WHAT YOU ARE ASKED TO DO: Retype the records below word for word and omit any image.
# Start of MATERIAL PROVIDED
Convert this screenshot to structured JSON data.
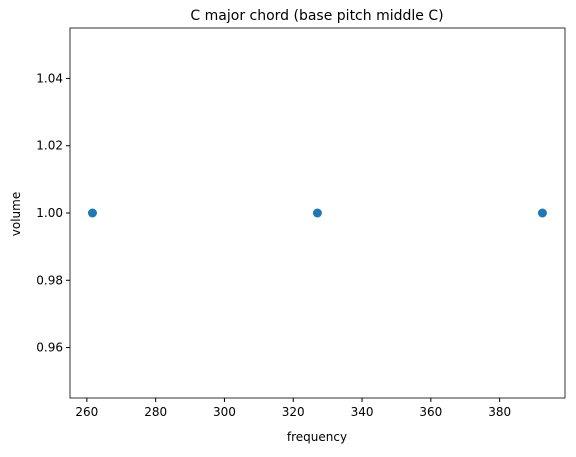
{
  "chart_data": {
    "type": "scatter",
    "title": "C major chord (base pitch middle C)",
    "x_label": "frequency",
    "y_label": "volume",
    "series": [
      {
        "color": "#1f77b4",
        "x": [
          261.63,
          327.03,
          392.44
        ],
        "values": [
          1,
          1,
          1
        ]
      }
    ],
    "xlim": [
      255.1,
      399.0
    ],
    "xticks": [
      260,
      280,
      300,
      320,
      340,
      360,
      380
    ],
    "ylim": [
      0.945,
      1.055
    ],
    "yticks": [
      0.96,
      0.98,
      {
        "value": 1,
        "label": "1.00"
      },
      1.02,
      1.04
    ],
    "grid": false
  }
}
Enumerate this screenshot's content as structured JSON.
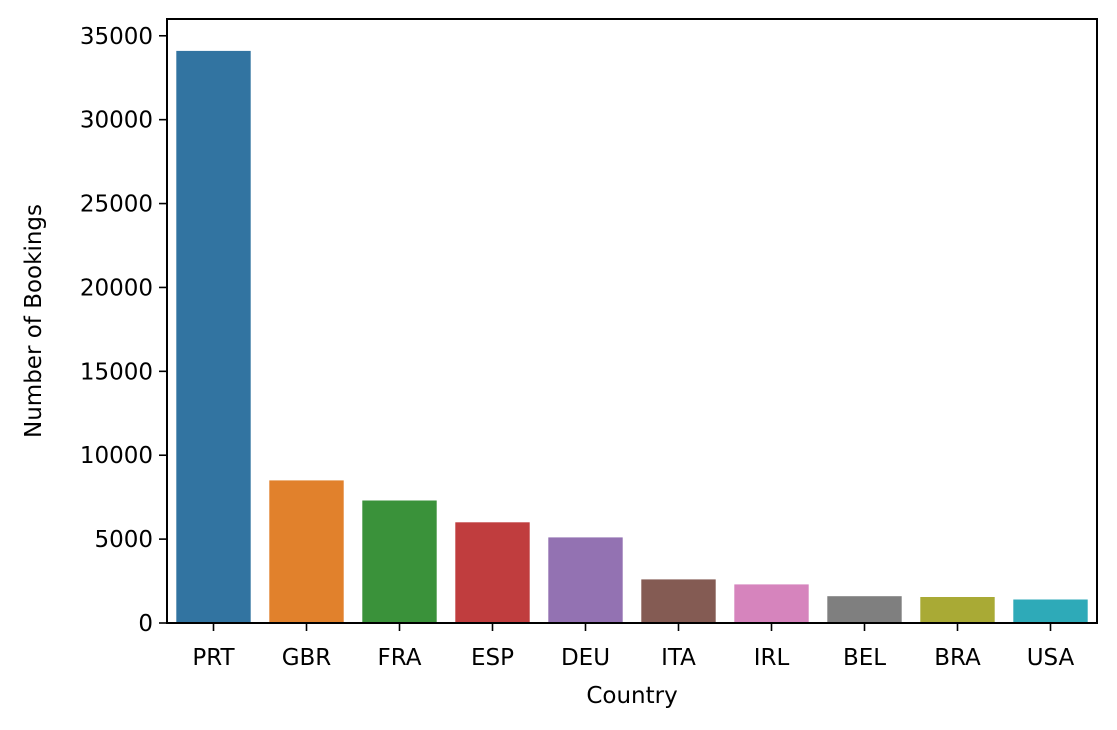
{
  "chart_data": {
    "type": "bar",
    "xlabel": "Country",
    "ylabel": "Number of Bookings",
    "ylim": [
      0,
      36000
    ],
    "yticks": [
      0,
      5000,
      10000,
      15000,
      20000,
      25000,
      30000,
      35000
    ],
    "grid": false,
    "categories": [
      "PRT",
      "GBR",
      "FRA",
      "ESP",
      "DEU",
      "ITA",
      "IRL",
      "BEL",
      "BRA",
      "USA"
    ],
    "values": [
      34100,
      8500,
      7300,
      6000,
      5100,
      2600,
      2300,
      1600,
      1550,
      1400
    ],
    "colors": [
      "#3274a1",
      "#e1812c",
      "#3a923a",
      "#c03d3e",
      "#9372b2",
      "#845b53",
      "#d684bd",
      "#7f7f7f",
      "#a9aa35",
      "#2eaab8"
    ]
  }
}
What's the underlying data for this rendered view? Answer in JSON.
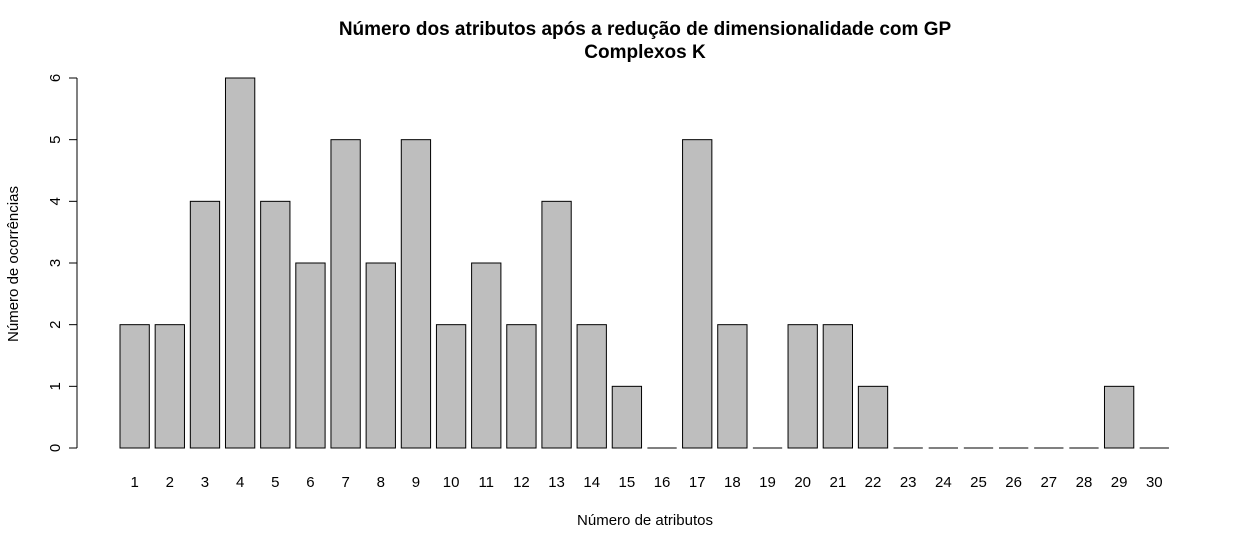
{
  "chart_data": {
    "type": "bar",
    "title": "Número dos atributos após a redução de dimensionalidade com GP",
    "subtitle": "Complexos K",
    "xlabel": "Número de atributos",
    "ylabel": "Número de ocorrências",
    "ylim": [
      0,
      6
    ],
    "yticks": [
      "0",
      "1",
      "2",
      "3",
      "4",
      "5",
      "6"
    ],
    "categories": [
      "1",
      "2",
      "3",
      "4",
      "5",
      "6",
      "7",
      "8",
      "9",
      "10",
      "11",
      "12",
      "13",
      "14",
      "15",
      "16",
      "17",
      "18",
      "19",
      "20",
      "21",
      "22",
      "23",
      "24",
      "25",
      "26",
      "27",
      "28",
      "29",
      "30"
    ],
    "values": [
      2,
      2,
      4,
      6,
      4,
      3,
      5,
      3,
      5,
      2,
      3,
      2,
      4,
      2,
      1,
      0,
      5,
      2,
      0,
      2,
      2,
      1,
      0,
      0,
      0,
      0,
      0,
      0,
      1,
      0
    ],
    "bar_color": "#bebebe",
    "bar_edge_color": "#000000",
    "grid": false,
    "legend": "none"
  }
}
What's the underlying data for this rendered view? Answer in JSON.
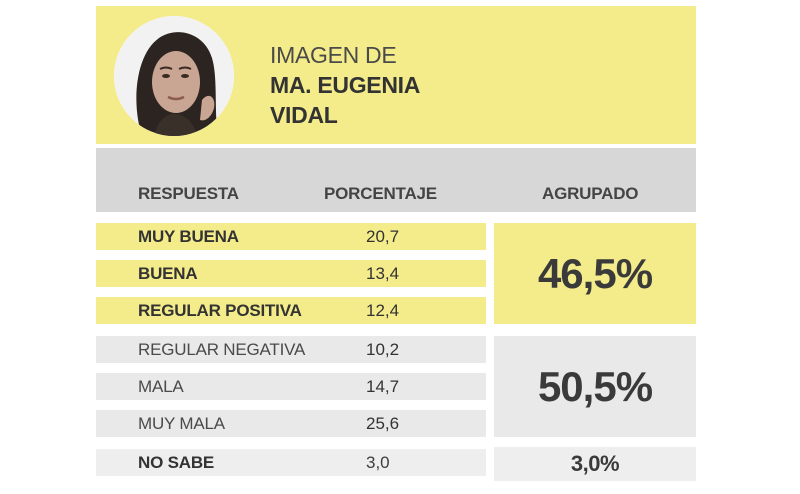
{
  "header": {
    "title_line1": "IMAGEN DE",
    "title_line2": "MA. EUGENIA",
    "title_line3": "VIDAL"
  },
  "columns": {
    "respuesta": "RESPUESTA",
    "porcentaje": "PORCENTAJE",
    "agrupado": "AGRUPADO"
  },
  "rows": [
    {
      "label": "MUY BUENA",
      "value": "20,7"
    },
    {
      "label": "BUENA",
      "value": "13,4"
    },
    {
      "label": "REGULAR POSITIVA",
      "value": "12,4"
    },
    {
      "label": "REGULAR NEGATIVA",
      "value": "10,2"
    },
    {
      "label": "MALA",
      "value": "14,7"
    },
    {
      "label": "MUY MALA",
      "value": "25,6"
    },
    {
      "label": "NO SABE",
      "value": "3,0"
    }
  ],
  "groups": {
    "positive": "46,5%",
    "negative": "50,5%",
    "no_sabe": "3,0%"
  },
  "colors": {
    "positive": "#f4ec8a",
    "negative": "#e9e9e9",
    "header_band": "#d7d7d7"
  },
  "chart_data": {
    "type": "table",
    "title": "IMAGEN DE MA. EUGENIA VIDAL",
    "columns": [
      "RESPUESTA",
      "PORCENTAJE",
      "AGRUPADO"
    ],
    "categories": [
      "MUY BUENA",
      "BUENA",
      "REGULAR POSITIVA",
      "REGULAR NEGATIVA",
      "MALA",
      "MUY MALA",
      "NO SABE"
    ],
    "values": [
      20.7,
      13.4,
      12.4,
      10.2,
      14.7,
      25.6,
      3.0
    ],
    "groups": [
      {
        "label": "46,5%",
        "value": 46.5,
        "members": [
          "MUY BUENA",
          "BUENA",
          "REGULAR POSITIVA"
        ]
      },
      {
        "label": "50,5%",
        "value": 50.5,
        "members": [
          "REGULAR NEGATIVA",
          "MALA",
          "MUY MALA"
        ]
      },
      {
        "label": "3,0%",
        "value": 3.0,
        "members": [
          "NO SABE"
        ]
      }
    ]
  }
}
# End of MATERIAL PROVIDED
ANSWER TO THE PROBLEM:
Convert this screenshot to structured JSON data.
{
  "chart_data": {
    "type": "scatter",
    "title": "C major chord (base pitch middle C)",
    "x_label": "frequency",
    "y_label": "volume",
    "series": [
      {
        "color": "#1f77b4",
        "x": [
          261.63,
          327.03,
          392.44
        ],
        "values": [
          1,
          1,
          1
        ]
      }
    ],
    "xlim": [
      255.1,
      399.0
    ],
    "xticks": [
      260,
      280,
      300,
      320,
      340,
      360,
      380
    ],
    "ylim": [
      0.945,
      1.055
    ],
    "yticks": [
      0.96,
      0.98,
      {
        "value": 1,
        "label": "1.00"
      },
      1.02,
      1.04
    ],
    "grid": false
  }
}
Enumerate this screenshot's content as structured JSON.
{
  "chart_data": {
    "type": "bar",
    "xlabel": "Country",
    "ylabel": "Number of Bookings",
    "ylim": [
      0,
      36000
    ],
    "yticks": [
      0,
      5000,
      10000,
      15000,
      20000,
      25000,
      30000,
      35000
    ],
    "grid": false,
    "categories": [
      "PRT",
      "GBR",
      "FRA",
      "ESP",
      "DEU",
      "ITA",
      "IRL",
      "BEL",
      "BRA",
      "USA"
    ],
    "values": [
      34100,
      8500,
      7300,
      6000,
      5100,
      2600,
      2300,
      1600,
      1550,
      1400
    ],
    "colors": [
      "#3274a1",
      "#e1812c",
      "#3a923a",
      "#c03d3e",
      "#9372b2",
      "#845b53",
      "#d684bd",
      "#7f7f7f",
      "#a9aa35",
      "#2eaab8"
    ]
  }
}
What's the underlying data for this rendered view? Answer in JSON.
{
  "chart_data": {
    "type": "bar",
    "title": "Número dos atributos após a redução de dimensionalidade com GP",
    "subtitle": "Complexos K",
    "xlabel": "Número de atributos",
    "ylabel": "Número de ocorrências",
    "ylim": [
      0,
      6
    ],
    "yticks": [
      "0",
      "1",
      "2",
      "3",
      "4",
      "5",
      "6"
    ],
    "categories": [
      "1",
      "2",
      "3",
      "4",
      "5",
      "6",
      "7",
      "8",
      "9",
      "10",
      "11",
      "12",
      "13",
      "14",
      "15",
      "16",
      "17",
      "18",
      "19",
      "20",
      "21",
      "22",
      "23",
      "24",
      "25",
      "26",
      "27",
      "28",
      "29",
      "30"
    ],
    "values": [
      2,
      2,
      4,
      6,
      4,
      3,
      5,
      3,
      5,
      2,
      3,
      2,
      4,
      2,
      1,
      0,
      5,
      2,
      0,
      2,
      2,
      1,
      0,
      0,
      0,
      0,
      0,
      0,
      1,
      0
    ],
    "bar_color": "#bebebe",
    "bar_edge_color": "#000000",
    "grid": false,
    "legend": "none"
  }
}
What's the underlying data for this rendered view? Answer in JSON.
{
  "header": {
    "title_line1": "IMAGEN DE",
    "title_line2": "MA. EUGENIA",
    "title_line3": "VIDAL"
  },
  "columns": {
    "respuesta": "RESPUESTA",
    "porcentaje": "PORCENTAJE",
    "agrupado": "AGRUPADO"
  },
  "rows": [
    {
      "label": "MUY BUENA",
      "value": "20,7"
    },
    {
      "label": "BUENA",
      "value": "13,4"
    },
    {
      "label": "REGULAR POSITIVA",
      "value": "12,4"
    },
    {
      "label": "REGULAR NEGATIVA",
      "value": "10,2"
    },
    {
      "label": "MALA",
      "value": "14,7"
    },
    {
      "label": "MUY MALA",
      "value": "25,6"
    },
    {
      "label": "NO SABE",
      "value": "3,0"
    }
  ],
  "groups": {
    "positive": "46,5%",
    "negative": "50,5%",
    "no_sabe": "3,0%"
  },
  "colors": {
    "positive": "#f4ec8a",
    "negative": "#e9e9e9",
    "header_band": "#d7d7d7"
  },
  "chart_data": {
    "type": "table",
    "title": "IMAGEN DE MA. EUGENIA VIDAL",
    "columns": [
      "RESPUESTA",
      "PORCENTAJE",
      "AGRUPADO"
    ],
    "categories": [
      "MUY BUENA",
      "BUENA",
      "REGULAR POSITIVA",
      "REGULAR NEGATIVA",
      "MALA",
      "MUY MALA",
      "NO SABE"
    ],
    "values": [
      20.7,
      13.4,
      12.4,
      10.2,
      14.7,
      25.6,
      3.0
    ],
    "groups": [
      {
        "label": "46,5%",
        "value": 46.5,
        "members": [
          "MUY BUENA",
          "BUENA",
          "REGULAR POSITIVA"
        ]
      },
      {
        "label": "50,5%",
        "value": 50.5,
        "members": [
          "REGULAR NEGATIVA",
          "MALA",
          "MUY MALA"
        ]
      },
      {
        "label": "3,0%",
        "value": 3.0,
        "members": [
          "NO SABE"
        ]
      }
    ]
  }
}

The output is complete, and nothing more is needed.